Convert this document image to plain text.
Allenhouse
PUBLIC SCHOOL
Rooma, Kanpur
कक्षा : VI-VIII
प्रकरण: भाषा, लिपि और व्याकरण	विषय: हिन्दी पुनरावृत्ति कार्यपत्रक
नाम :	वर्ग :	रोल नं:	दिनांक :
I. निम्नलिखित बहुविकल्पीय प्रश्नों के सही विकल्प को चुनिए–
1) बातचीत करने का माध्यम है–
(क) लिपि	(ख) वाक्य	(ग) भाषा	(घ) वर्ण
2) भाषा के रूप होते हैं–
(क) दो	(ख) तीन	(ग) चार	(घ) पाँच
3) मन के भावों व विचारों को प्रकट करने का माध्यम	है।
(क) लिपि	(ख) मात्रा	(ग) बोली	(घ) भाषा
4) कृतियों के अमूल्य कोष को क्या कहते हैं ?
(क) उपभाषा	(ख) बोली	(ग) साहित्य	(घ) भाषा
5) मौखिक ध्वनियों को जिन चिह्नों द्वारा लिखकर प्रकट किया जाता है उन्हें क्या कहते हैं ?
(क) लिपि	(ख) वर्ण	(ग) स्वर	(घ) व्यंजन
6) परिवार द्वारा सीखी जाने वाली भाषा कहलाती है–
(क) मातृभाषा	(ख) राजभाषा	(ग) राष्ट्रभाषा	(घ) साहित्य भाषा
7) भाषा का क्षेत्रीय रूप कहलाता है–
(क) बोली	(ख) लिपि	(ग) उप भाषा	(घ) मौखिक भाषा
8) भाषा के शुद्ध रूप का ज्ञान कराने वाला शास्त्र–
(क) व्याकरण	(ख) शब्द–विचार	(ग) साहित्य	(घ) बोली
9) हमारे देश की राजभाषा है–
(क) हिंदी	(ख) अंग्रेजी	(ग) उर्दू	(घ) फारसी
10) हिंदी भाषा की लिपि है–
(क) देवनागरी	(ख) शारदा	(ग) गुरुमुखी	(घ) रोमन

- SHORT TASK -
Working from the material above, retype it in its entirety without change.

- COMPLETED TASK -
Convert this document image to plain text.
Allenhouse
PUBLIC SCHOOL
Rooma, Kanpur
कक्षा : VI-VIII
प्रकरण: भाषा, लिपि और व्याकरण	विषय: हिन्दी पुनरावृत्ति कार्यपत्रक
नाम :	वर्ग :	रोल नं:	दिनांक :
I. निम्नलिखित बहुविकल्पीय प्रश्नों के सही विकल्प को चुनिए–
1) बातचीत करने का माध्यम है–
(क) लिपि	(ख) वाक्य	(ग) भाषा	(घ) वर्ण
2) भाषा के रूप होते हैं–
(क) दो	(ख) तीन	(ग) चार	(घ) पाँच
3) मन के भावों व विचारों को प्रकट करने का माध्यम	है।
(क) लिपि	(ख) मात्रा	(ग) बोली	(घ) भाषा
4) कृतियों के अमूल्य कोष को क्या कहते हैं ?
(क) उपभाषा	(ख) बोली	(ग) साहित्य	(घ) भाषा
5) मौखिक ध्वनियों को जिन चिह्नों द्वारा लिखकर प्रकट किया जाता है उन्हें क्या कहते हैं ?
(क) लिपि	(ख) वर्ण	(ग) स्वर	(घ) व्यंजन
6) परिवार द्वारा सीखी जाने वाली भाषा कहलाती है–
(क) मातृभाषा	(ख) राजभाषा	(ग) राष्ट्रभाषा	(घ) साहित्य भाषा
7) भाषा का क्षेत्रीय रूप कहलाता है–
(क) बोली	(ख) लिपि	(ग) उप भाषा	(घ) मौखिक भाषा
8) भाषा के शुद्ध रूप का ज्ञान कराने वाला शास्त्र–
(क) व्याकरण	(ख) शब्द–विचार	(ग) साहित्य	(घ) बोली
9) हमारे देश की राजभाषा है–
(क) हिंदी	(ख) अंग्रेजी	(ग) उर्दू	(घ) फारसी
10) हिंदी भाषा की लिपि है–
(क) देवनागरी	(ख) शारदा	(ग) गुरुमुखी	(घ) रोमन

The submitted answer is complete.